What is asked
Restate every entry word for word.

Data entries
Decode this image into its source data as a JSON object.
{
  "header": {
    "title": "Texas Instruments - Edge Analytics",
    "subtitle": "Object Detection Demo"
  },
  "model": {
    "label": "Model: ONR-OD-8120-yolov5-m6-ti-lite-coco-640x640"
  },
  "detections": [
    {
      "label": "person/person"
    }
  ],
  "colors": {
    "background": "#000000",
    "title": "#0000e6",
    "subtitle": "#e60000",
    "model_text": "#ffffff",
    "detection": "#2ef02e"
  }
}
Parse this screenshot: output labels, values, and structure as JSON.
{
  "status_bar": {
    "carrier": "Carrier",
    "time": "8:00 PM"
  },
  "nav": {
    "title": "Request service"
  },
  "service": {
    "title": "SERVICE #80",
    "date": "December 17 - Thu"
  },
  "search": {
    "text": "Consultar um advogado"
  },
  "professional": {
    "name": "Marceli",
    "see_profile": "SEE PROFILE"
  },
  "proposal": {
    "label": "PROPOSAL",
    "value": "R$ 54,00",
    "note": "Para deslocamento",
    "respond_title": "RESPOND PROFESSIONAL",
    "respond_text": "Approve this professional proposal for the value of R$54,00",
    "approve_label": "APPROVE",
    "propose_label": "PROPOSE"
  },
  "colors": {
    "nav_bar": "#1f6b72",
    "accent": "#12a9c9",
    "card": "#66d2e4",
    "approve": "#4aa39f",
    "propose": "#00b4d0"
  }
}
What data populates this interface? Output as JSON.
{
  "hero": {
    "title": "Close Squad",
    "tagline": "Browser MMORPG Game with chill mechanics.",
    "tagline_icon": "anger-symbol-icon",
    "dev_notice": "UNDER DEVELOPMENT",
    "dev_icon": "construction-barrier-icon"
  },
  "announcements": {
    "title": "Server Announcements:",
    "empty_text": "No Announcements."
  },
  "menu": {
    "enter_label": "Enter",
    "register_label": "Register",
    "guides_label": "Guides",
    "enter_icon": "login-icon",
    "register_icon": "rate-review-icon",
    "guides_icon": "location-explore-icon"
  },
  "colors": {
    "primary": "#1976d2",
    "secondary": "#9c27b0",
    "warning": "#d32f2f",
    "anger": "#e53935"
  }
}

Exercise result
Decode this image into its source data as a JSON object.
{
  "header": {
    "title": "Texas Instruments - Edge Analytics",
    "subtitle": "Object Detection Demo"
  },
  "model": {
    "label": "Model: ONR-OD-8120-yolov5-m6-ti-lite-coco-640x640"
  },
  "detections": [
    {
      "label": "person/person"
    }
  ],
  "colors": {
    "background": "#000000",
    "title": "#0000e6",
    "subtitle": "#e60000",
    "model_text": "#ffffff",
    "detection": "#2ef02e"
  }
}
Parse this screenshot: output labels, values, and structure as JSON.
{
  "status_bar": {
    "carrier": "Carrier",
    "time": "8:00 PM"
  },
  "nav": {
    "title": "Request service"
  },
  "service": {
    "title": "SERVICE #80",
    "date": "December 17 - Thu"
  },
  "search": {
    "text": "Consultar um advogado"
  },
  "professional": {
    "name": "Marceli",
    "see_profile": "SEE PROFILE"
  },
  "proposal": {
    "label": "PROPOSAL",
    "value": "R$ 54,00",
    "note": "Para deslocamento",
    "respond_title": "RESPOND PROFESSIONAL",
    "respond_text": "Approve this professional proposal for the value of R$54,00",
    "approve_label": "APPROVE",
    "propose_label": "PROPOSE"
  },
  "colors": {
    "nav_bar": "#1f6b72",
    "accent": "#12a9c9",
    "card": "#66d2e4",
    "approve": "#4aa39f",
    "propose": "#00b4d0"
  }
}
What data populates this interface? Output as JSON.
{
  "hero": {
    "title": "Close Squad",
    "tagline": "Browser MMORPG Game with chill mechanics.",
    "tagline_icon": "anger-symbol-icon",
    "dev_notice": "UNDER DEVELOPMENT",
    "dev_icon": "construction-barrier-icon"
  },
  "announcements": {
    "title": "Server Announcements:",
    "empty_text": "No Announcements."
  },
  "menu": {
    "enter_label": "Enter",
    "register_label": "Register",
    "guides_label": "Guides",
    "enter_icon": "login-icon",
    "register_icon": "rate-review-icon",
    "guides_icon": "location-explore-icon"
  },
  "colors": {
    "primary": "#1976d2",
    "secondary": "#9c27b0",
    "warning": "#d32f2f",
    "anger": "#e53935"
  }
}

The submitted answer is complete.